* Exercise:
Reproduce every item below word for word, without changing or leaving out any line.

* Data in this exercise:
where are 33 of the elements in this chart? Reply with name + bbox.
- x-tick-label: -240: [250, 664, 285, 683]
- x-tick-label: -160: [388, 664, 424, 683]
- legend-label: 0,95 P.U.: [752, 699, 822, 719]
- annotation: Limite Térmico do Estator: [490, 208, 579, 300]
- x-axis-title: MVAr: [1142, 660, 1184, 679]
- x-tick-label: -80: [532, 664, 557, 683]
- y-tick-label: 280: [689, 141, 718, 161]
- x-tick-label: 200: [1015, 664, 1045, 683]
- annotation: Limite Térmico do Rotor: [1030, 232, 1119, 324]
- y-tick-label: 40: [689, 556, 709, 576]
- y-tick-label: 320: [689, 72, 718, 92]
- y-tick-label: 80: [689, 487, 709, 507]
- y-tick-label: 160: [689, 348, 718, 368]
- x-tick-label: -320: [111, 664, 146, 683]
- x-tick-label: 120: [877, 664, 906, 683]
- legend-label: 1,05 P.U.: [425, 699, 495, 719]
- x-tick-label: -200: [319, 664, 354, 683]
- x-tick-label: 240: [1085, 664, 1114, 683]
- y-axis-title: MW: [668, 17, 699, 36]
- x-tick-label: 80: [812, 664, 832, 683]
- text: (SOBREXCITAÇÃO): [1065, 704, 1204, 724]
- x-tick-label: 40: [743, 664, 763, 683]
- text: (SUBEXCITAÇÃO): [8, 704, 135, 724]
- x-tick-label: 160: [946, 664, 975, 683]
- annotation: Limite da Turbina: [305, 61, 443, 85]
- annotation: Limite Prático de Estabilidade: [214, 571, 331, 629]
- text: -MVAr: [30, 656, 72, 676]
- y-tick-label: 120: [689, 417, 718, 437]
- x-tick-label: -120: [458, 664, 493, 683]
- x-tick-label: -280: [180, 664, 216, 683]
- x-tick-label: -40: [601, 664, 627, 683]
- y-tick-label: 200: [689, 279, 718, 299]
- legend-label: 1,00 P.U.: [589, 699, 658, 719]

* Result:
where are 33 of the elements in this chart? Reply with name + bbox.
- x-tick-label: -240: [250, 664, 285, 683]
- x-tick-label: -160: [388, 664, 424, 683]
- legend-label: 0,95 P.U.: [752, 699, 822, 719]
- annotation: Limite Térmico do Estator: [490, 208, 579, 300]
- x-axis-title: MVAr: [1142, 660, 1184, 679]
- x-tick-label: -80: [532, 664, 557, 683]
- y-tick-label: 280: [689, 141, 718, 161]
- x-tick-label: 200: [1015, 664, 1045, 683]
- annotation: Limite Térmico do Rotor: [1030, 232, 1119, 324]
- y-tick-label: 40: [689, 556, 709, 576]
- y-tick-label: 320: [689, 72, 718, 92]
- y-tick-label: 80: [689, 487, 709, 507]
- y-tick-label: 160: [689, 348, 718, 368]
- x-tick-label: -320: [111, 664, 146, 683]
- x-tick-label: 120: [877, 664, 906, 683]
- legend-label: 1,05 P.U.: [425, 699, 495, 719]
- x-tick-label: -200: [319, 664, 354, 683]
- x-tick-label: 240: [1085, 664, 1114, 683]
- y-axis-title: MW: [668, 17, 699, 36]
- x-tick-label: 80: [812, 664, 832, 683]
- text: (SOBREXCITAÇÃO): [1065, 704, 1204, 724]
- x-tick-label: 40: [743, 664, 763, 683]
- text: (SUBEXCITAÇÃO): [8, 704, 135, 724]
- x-tick-label: 160: [946, 664, 975, 683]
- annotation: Limite da Turbina: [305, 61, 443, 85]
- annotation: Limite Prático de Estabilidade: [214, 571, 331, 629]
- text: -MVAr: [30, 656, 72, 676]
- y-tick-label: 120: [689, 417, 718, 437]
- x-tick-label: -120: [458, 664, 493, 683]
- x-tick-label: -280: [180, 664, 216, 683]
- x-tick-label: -40: [601, 664, 627, 683]
- y-tick-label: 200: [689, 279, 718, 299]
- legend-label: 1,00 P.U.: [589, 699, 658, 719]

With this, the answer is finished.